Dataset items
** BEGIN **

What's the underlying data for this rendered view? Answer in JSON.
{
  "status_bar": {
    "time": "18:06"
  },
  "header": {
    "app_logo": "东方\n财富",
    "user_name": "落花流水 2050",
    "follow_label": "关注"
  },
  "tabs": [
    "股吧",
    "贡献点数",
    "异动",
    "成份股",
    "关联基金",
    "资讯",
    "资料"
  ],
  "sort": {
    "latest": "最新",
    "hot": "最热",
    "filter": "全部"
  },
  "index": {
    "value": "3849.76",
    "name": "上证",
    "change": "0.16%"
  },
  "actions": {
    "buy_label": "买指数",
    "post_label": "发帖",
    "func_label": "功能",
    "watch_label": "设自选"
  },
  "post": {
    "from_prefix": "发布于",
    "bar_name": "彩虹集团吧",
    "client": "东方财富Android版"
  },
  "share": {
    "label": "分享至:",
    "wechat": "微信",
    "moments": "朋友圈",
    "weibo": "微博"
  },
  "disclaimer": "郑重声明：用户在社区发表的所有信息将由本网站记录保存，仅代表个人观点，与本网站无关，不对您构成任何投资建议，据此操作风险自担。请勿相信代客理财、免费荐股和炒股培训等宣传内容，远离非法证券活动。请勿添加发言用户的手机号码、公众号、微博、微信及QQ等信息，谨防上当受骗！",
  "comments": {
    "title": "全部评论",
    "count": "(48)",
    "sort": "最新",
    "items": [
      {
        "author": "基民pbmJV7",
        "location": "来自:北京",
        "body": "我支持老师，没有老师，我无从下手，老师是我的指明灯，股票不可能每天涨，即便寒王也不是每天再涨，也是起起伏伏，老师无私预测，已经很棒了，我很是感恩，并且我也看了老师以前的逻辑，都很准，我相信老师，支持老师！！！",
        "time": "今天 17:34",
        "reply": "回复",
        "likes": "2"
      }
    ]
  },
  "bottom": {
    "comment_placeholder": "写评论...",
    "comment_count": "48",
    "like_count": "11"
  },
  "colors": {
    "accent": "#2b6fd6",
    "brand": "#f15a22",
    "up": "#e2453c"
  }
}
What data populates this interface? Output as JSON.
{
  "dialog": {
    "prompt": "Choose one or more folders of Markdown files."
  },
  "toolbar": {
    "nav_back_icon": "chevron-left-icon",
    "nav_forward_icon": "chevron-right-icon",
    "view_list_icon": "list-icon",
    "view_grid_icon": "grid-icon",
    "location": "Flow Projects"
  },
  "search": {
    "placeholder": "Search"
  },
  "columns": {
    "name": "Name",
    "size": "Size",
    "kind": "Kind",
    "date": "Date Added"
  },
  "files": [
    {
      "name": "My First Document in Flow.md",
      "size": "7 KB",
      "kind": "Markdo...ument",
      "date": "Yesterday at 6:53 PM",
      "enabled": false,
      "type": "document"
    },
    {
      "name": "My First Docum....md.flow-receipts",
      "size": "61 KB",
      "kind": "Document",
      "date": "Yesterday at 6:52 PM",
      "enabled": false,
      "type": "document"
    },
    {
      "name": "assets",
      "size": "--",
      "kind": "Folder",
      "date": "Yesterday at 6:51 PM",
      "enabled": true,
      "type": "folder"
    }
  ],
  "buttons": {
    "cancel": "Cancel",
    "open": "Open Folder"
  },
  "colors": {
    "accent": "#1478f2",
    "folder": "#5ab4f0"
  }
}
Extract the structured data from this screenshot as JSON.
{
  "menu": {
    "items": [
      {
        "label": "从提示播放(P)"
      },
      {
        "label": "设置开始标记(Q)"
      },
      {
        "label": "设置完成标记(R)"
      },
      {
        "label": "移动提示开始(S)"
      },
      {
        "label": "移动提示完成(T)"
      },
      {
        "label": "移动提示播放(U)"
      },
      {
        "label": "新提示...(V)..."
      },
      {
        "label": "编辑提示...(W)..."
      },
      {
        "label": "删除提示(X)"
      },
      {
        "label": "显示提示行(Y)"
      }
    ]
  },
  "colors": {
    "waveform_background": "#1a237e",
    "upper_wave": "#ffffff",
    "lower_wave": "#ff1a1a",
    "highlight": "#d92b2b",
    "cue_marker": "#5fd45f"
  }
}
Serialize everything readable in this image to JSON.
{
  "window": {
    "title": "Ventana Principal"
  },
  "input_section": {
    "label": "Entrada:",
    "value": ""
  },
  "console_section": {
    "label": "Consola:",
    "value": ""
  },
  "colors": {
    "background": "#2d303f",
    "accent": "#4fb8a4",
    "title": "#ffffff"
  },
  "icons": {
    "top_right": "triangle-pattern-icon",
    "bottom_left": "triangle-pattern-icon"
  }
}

** END **

Repeat the data verbatim.

What's the underlying data for this rendered view? Answer in JSON.
{
  "status_bar": {
    "time": "18:06"
  },
  "header": {
    "app_logo": "东方\n财富",
    "user_name": "落花流水 2050",
    "follow_label": "关注"
  },
  "tabs": [
    "股吧",
    "贡献点数",
    "异动",
    "成份股",
    "关联基金",
    "资讯",
    "资料"
  ],
  "sort": {
    "latest": "最新",
    "hot": "最热",
    "filter": "全部"
  },
  "index": {
    "value": "3849.76",
    "name": "上证",
    "change": "0.16%"
  },
  "actions": {
    "buy_label": "买指数",
    "post_label": "发帖",
    "func_label": "功能",
    "watch_label": "设自选"
  },
  "post": {
    "from_prefix": "发布于",
    "bar_name": "彩虹集团吧",
    "client": "东方财富Android版"
  },
  "share": {
    "label": "分享至:",
    "wechat": "微信",
    "moments": "朋友圈",
    "weibo": "微博"
  },
  "disclaimer": "郑重声明：用户在社区发表的所有信息将由本网站记录保存，仅代表个人观点，与本网站无关，不对您构成任何投资建议，据此操作风险自担。请勿相信代客理财、免费荐股和炒股培训等宣传内容，远离非法证券活动。请勿添加发言用户的手机号码、公众号、微博、微信及QQ等信息，谨防上当受骗！",
  "comments": {
    "title": "全部评论",
    "count": "(48)",
    "sort": "最新",
    "items": [
      {
        "author": "基民pbmJV7",
        "location": "来自:北京",
        "body": "我支持老师，没有老师，我无从下手，老师是我的指明灯，股票不可能每天涨，即便寒王也不是每天再涨，也是起起伏伏，老师无私预测，已经很棒了，我很是感恩，并且我也看了老师以前的逻辑，都很准，我相信老师，支持老师！！！",
        "time": "今天 17:34",
        "reply": "回复",
        "likes": "2"
      }
    ]
  },
  "bottom": {
    "comment_placeholder": "写评论...",
    "comment_count": "48",
    "like_count": "11"
  },
  "colors": {
    "accent": "#2b6fd6",
    "brand": "#f15a22",
    "up": "#e2453c"
  }
}
What data populates this interface? Output as JSON.
{
  "dialog": {
    "prompt": "Choose one or more folders of Markdown files."
  },
  "toolbar": {
    "nav_back_icon": "chevron-left-icon",
    "nav_forward_icon": "chevron-right-icon",
    "view_list_icon": "list-icon",
    "view_grid_icon": "grid-icon",
    "location": "Flow Projects"
  },
  "search": {
    "placeholder": "Search"
  },
  "columns": {
    "name": "Name",
    "size": "Size",
    "kind": "Kind",
    "date": "Date Added"
  },
  "files": [
    {
      "name": "My First Document in Flow.md",
      "size": "7 KB",
      "kind": "Markdo...ument",
      "date": "Yesterday at 6:53 PM",
      "enabled": false,
      "type": "document"
    },
    {
      "name": "My First Docum....md.flow-receipts",
      "size": "61 KB",
      "kind": "Document",
      "date": "Yesterday at 6:52 PM",
      "enabled": false,
      "type": "document"
    },
    {
      "name": "assets",
      "size": "--",
      "kind": "Folder",
      "date": "Yesterday at 6:51 PM",
      "enabled": true,
      "type": "folder"
    }
  ],
  "buttons": {
    "cancel": "Cancel",
    "open": "Open Folder"
  },
  "colors": {
    "accent": "#1478f2",
    "folder": "#5ab4f0"
  }
}
Extract the structured data from this screenshot as JSON.
{
  "menu": {
    "items": [
      {
        "label": "从提示播放(P)"
      },
      {
        "label": "设置开始标记(Q)"
      },
      {
        "label": "设置完成标记(R)"
      },
      {
        "label": "移动提示开始(S)"
      },
      {
        "label": "移动提示完成(T)"
      },
      {
        "label": "移动提示播放(U)"
      },
      {
        "label": "新提示...(V)..."
      },
      {
        "label": "编辑提示...(W)..."
      },
      {
        "label": "删除提示(X)"
      },
      {
        "label": "显示提示行(Y)"
      }
    ]
  },
  "colors": {
    "waveform_background": "#1a237e",
    "upper_wave": "#ffffff",
    "lower_wave": "#ff1a1a",
    "highlight": "#d92b2b",
    "cue_marker": "#5fd45f"
  }
}
Serialize everything readable in this image to JSON.
{
  "window": {
    "title": "Ventana Principal"
  },
  "input_section": {
    "label": "Entrada:",
    "value": ""
  },
  "console_section": {
    "label": "Consola:",
    "value": ""
  },
  "colors": {
    "background": "#2d303f",
    "accent": "#4fb8a4",
    "title": "#ffffff"
  },
  "icons": {
    "top_right": "triangle-pattern-icon",
    "bottom_left": "triangle-pattern-icon"
  }
}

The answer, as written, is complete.